Text to read:
## start
This won’t come as a shock to some of you, but let me spoil something about the online community: it’s full of fakes. I’m not talking about people catfishing each other or creating fake, older email accounts to access porn; I mean bots and spam accounts.
The more I’ve become familiar with the world of self-promotion through social media, the more I’ve realized that a majority of it is simple misdirection. The absurd percentage of Twitter followers that are supposedly fake/bots should be a point of more concern than it is. Take President Barack Obama, for example, one of the most popular focuses of the emerging fake-follower scene. Obama has over 36-million followers, but websites dedicated to uncovering the man behind the fake-follower curtain tell us that 55 per cent of them have been deemed “fake”—this isn’t even taking into account that a large percentage of his followers have also been deemed “inactive.”
During the last presidential election, Obama’s towering follower count over Mitt Romney was seen by some as a huge advantage over the Republican. Despite this advantage provided by social media, we all remember how nail-biting the election results were.
A more personal example I can call upon would be from a house show I attended at the end of August. The band performing, Born Gold, has nearly 10,000 likes on Facebook and about 3,500 followers on Twitter; by all means, a relatively large online fan base. I would also consider Born Gold to be one of those “buzz bands” that gained a ton of media attention after being featured on websites like Pitchfork. But when it came to the show’s actual attendance number, it was barely enough to fill a living room (though more music lovers eventually showed up and bodies were lined up out the front door—which was coincidentally adjacent to the living room). It was a fun experience, but I doubt the show was deemed a financial success.
Maybe Born Gold’s social media crowd is made up of real people or maybe a significant part of them are fake; either way, the success has a difficult time transferring from one plane to the next.
User-generated online credibility concerns me. Not because I’m an avid social media user and am simply masking my envy with criticism, but rather because of what it represents. When we’re putting such a high value on this smoke-and-mirrors marketing tactic, it runs the risk of providing a false security.
## end
(Element boundary records)
## start
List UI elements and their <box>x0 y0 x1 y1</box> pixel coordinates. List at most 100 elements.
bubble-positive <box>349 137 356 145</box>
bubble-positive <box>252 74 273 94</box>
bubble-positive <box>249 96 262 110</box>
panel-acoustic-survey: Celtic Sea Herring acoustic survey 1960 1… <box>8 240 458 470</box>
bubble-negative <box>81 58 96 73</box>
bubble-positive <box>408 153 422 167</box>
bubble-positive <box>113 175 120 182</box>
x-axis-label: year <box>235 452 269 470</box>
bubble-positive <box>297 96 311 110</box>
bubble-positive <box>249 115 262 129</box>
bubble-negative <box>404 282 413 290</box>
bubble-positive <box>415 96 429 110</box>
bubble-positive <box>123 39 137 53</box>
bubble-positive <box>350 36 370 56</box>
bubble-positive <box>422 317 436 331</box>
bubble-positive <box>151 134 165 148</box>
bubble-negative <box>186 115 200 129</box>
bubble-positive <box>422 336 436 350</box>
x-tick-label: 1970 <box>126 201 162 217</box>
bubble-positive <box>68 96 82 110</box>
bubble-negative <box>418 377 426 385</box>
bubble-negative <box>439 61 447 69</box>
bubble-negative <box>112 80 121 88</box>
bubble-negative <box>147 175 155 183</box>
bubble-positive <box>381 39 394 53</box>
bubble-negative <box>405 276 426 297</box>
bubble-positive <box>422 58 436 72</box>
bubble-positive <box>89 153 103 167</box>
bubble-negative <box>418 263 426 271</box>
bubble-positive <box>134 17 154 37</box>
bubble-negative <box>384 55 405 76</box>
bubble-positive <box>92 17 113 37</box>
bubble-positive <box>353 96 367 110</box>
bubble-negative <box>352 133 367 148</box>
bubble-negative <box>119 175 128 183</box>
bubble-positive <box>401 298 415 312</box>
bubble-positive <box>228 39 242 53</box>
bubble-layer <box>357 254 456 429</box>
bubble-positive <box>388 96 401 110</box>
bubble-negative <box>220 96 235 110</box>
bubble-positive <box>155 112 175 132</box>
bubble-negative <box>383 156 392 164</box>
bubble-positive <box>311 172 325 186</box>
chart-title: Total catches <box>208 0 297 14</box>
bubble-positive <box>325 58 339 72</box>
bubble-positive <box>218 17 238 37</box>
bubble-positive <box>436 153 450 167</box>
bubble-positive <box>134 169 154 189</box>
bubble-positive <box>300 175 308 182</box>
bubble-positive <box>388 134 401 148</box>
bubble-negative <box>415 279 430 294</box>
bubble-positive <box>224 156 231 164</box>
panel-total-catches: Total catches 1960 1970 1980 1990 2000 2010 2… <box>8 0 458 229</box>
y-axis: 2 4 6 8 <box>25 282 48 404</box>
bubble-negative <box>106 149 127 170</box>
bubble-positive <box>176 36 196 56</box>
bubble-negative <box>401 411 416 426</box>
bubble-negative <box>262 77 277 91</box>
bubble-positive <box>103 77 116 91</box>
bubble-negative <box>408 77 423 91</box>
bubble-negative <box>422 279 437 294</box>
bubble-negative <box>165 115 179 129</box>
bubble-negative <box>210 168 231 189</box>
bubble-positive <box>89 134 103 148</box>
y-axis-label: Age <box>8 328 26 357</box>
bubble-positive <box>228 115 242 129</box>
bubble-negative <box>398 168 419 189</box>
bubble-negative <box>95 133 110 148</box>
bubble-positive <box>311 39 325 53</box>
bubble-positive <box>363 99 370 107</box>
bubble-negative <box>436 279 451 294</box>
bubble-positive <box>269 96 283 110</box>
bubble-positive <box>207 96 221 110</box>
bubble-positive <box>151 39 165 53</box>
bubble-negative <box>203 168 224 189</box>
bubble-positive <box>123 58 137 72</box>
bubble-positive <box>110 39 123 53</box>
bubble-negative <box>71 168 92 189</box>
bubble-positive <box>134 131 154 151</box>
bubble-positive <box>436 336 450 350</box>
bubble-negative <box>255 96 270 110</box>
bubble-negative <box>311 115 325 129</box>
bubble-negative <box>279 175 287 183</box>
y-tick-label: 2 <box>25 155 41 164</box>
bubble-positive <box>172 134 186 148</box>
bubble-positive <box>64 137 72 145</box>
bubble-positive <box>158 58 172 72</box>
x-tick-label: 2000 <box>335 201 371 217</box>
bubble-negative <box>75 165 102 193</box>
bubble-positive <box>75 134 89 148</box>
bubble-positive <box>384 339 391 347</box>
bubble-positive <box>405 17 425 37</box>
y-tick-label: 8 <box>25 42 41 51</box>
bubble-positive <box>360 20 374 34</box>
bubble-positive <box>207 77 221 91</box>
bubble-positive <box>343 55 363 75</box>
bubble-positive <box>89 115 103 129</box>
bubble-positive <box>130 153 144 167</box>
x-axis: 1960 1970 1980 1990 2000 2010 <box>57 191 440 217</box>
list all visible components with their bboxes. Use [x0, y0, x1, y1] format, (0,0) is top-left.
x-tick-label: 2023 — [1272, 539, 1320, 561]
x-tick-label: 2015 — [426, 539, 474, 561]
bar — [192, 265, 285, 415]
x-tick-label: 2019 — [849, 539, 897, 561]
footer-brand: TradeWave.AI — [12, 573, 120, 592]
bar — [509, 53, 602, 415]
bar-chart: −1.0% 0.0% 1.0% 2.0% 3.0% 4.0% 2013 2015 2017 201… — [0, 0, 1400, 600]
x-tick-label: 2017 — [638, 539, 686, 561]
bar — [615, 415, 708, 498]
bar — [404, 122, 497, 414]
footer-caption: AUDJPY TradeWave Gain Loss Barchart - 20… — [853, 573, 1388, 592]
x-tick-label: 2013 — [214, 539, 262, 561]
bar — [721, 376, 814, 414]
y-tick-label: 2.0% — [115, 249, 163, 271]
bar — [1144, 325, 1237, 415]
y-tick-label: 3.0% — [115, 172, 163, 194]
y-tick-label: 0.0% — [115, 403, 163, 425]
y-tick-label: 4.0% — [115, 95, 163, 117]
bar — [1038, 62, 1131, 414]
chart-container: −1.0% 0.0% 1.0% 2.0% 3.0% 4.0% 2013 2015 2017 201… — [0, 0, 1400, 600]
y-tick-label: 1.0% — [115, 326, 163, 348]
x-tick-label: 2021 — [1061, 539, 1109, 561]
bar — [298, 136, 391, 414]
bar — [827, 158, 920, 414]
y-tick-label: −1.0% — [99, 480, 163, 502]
## end
Required actions:
• 1. Answer these questions using the text on fake online followers.
(a) How many Twitter followers does Obama have, according to the text?
(b) When did the house show the writer attended take place?
(c) About how many Twitter followers does Born Gold have?
• 2. Print the section of the text on fake online followers that opens with the words containing "During the last" and closes with "election results were.".

Replies:
• 1.
(a) Over 36 million.
(b) At the end of August.
(c) About 3,500.

• 2.
During the last presidential election, Obama’s towering follower count over Mitt Romney was seen by some as a huge advantage over the Republican. Despite this advantage provided by social media, we all remember how nail-biting the election results were.